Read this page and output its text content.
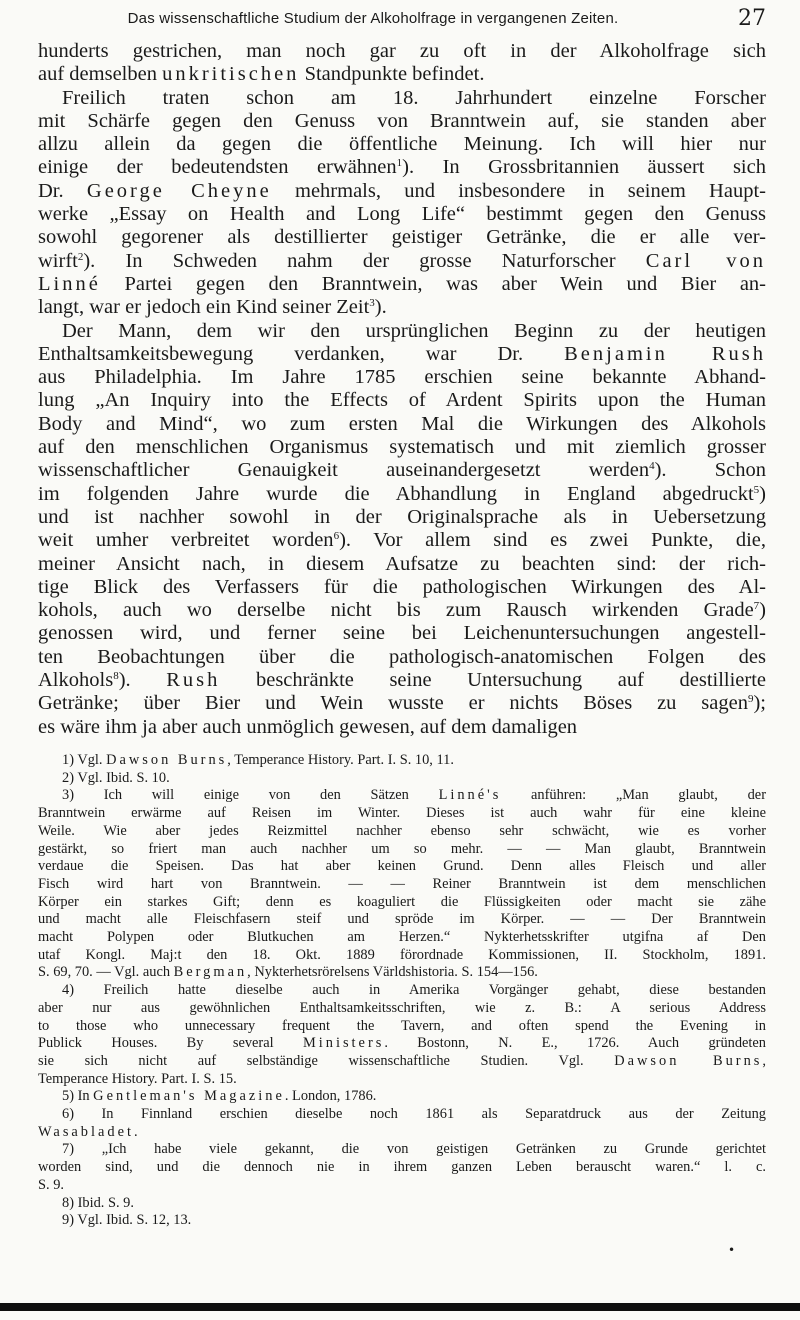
Das wissenschaftliche Studium der Alkoholfrage in vergangenen Zeiten.	27
hunderts gestrichen, man noch gar zu oft in der Alkoholfrage sich
auf demselben unkritischen Standpunkte befindet.
Freilich traten schon am 18. Jahrhundert einzelne Forscher
mit Schärfe gegen den Genuss von Branntwein auf, sie standen aber
allzu allein da gegen die öffentliche Meinung. Ich will hier nur
einige der bedeutendsten erwähnen$^1$). In Grossbritannien äussert sich
Dr. George Cheyne mehrmals, und insbesondere in seinem Haupt-
werke „Essay on Health and Long Life“ bestimmt gegen den Genuss
sowohl gegorener als destillierter geistiger Getränke, die er alle ver-
wirft$^2$). In Schweden nahm der grosse Naturforscher Carl von
Linné Partei gegen den Branntwein, was aber Wein und Bier an-
langt, war er jedoch ein Kind seiner Zeit$^3$).
Der Mann, dem wir den ursprünglichen Beginn zu der heutigen
Enthaltsamkeitsbewegung verdanken, war Dr. Benjamin Rush
aus Philadelphia. Im Jahre 1785 erschien seine bekannte Abhand-
lung „An Inquiry into the Effects of Ardent Spirits upon the Human
Body and Mind“, wo zum ersten Mal die Wirkungen des Alkohols
auf den menschlichen Organismus systematisch und mit ziemlich grosser
wissenschaftlicher Genauigkeit auseinandergesetzt werden$^4$). Schon
im folgenden Jahre wurde die Abhandlung in England abgedruckt$^5$)
und ist nachher sowohl in der Originalsprache als in Uebersetzung
weit umher verbreitet worden$^6$). Vor allem sind es zwei Punkte, die,
meiner Ansicht nach, in diesem Aufsatze zu beachten sind: der rich-
tige Blick des Verfassers für die pathologischen Wirkungen des Al-
kohols, auch wo derselbe nicht bis zum Rausch wirkenden Grade$^7$)
genossen wird, und ferner seine bei Leichenuntersuchungen angestell-
ten Beobachtungen über die pathologisch-anatomischen Folgen des
Alkohols$^8$). Rush beschränkte seine Untersuchung auf destillierte
Getränke; über Bier und Wein wusste er nichts Böses zu sagen$^9$);
es wäre ihm ja aber auch unmöglich gewesen, auf dem damaligen
1) Vgl. Dawson Burns, Temperance History. Part. I. S. 10, 11.
2) Vgl. Ibid. S. 10.
3) Ich will einige von den Sätzen Linné's anführen: „Man glaubt, der
Branntwein erwärme auf Reisen im Winter. Dieses ist auch wahr für eine kleine
Weile. Wie aber jedes Reizmittel nachher ebenso sehr schwächt, wie es vorher
gestärkt, so friert man auch nachher um so mehr. — — Man glaubt, Branntwein
verdaue die Speisen. Das hat aber keinen Grund. Denn alles Fleisch und aller
Fisch wird hart von Branntwein. — — Reiner Branntwein ist dem menschlichen
Körper ein starkes Gift; denn es koaguliert die Flüssigkeiten oder macht sie zähe
und macht alle Fleischfasern steif und spröde im Körper. — — Der Branntwein
macht Polypen oder Blutkuchen am Herzen.“ Nykterhetsskrifter utgifna af Den
utaf Kongl. Maj:t den 18. Okt. 1889 förordnade Kommissionen, II. Stockholm, 1891.
S. 69, 70. — Vgl. auch Bergman, Nykterhetsrörelsens Världshistoria. S. 154—156.
4) Freilich hatte dieselbe auch in Amerika Vorgänger gehabt, diese bestanden
aber nur aus gewöhnlichen Enthaltsamkeitsschriften, wie z. B.: A serious Address
to those who unnecessary frequent the Tavern, and often spend the Evening in
Publick Houses. By several Ministers. Bostonn, N. E., 1726. Auch gründeten
sie sich nicht auf selbständige wissenschaftliche Studien. Vgl. Dawson Burns,
Temperance History. Part. I. S. 15.
5) In Gentleman's Magazine. London, 1786.
6) In Finnland erschien dieselbe noch 1861 als Separatdruck aus der Zeitung
Wasabladet.
7) „Ich habe viele gekannt, die von geistigen Getränken zu Grunde gerichtet
worden sind, und die dennoch nie in ihrem ganzen Leben berauscht waren.“ l. c.
S. 9.
8) Ibid. S. 9.
9) Vgl. Ibid. S. 12, 13.
•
—————
**DESCRIPTION OF THE TASK**: Select and copy every line of the listing with the word "gegen".

**EXERCISE RESULT**:
mit Schärfe gegen den Genuss von Branntwein auf, sie standen aber
allzu allein da gegen die öffentliche Meinung. Ich will hier nur
werke „Essay on Health and Long Life“ bestimmt gegen den Genuss
Linné Partei gegen den Branntwein, was aber Wein und Bier an-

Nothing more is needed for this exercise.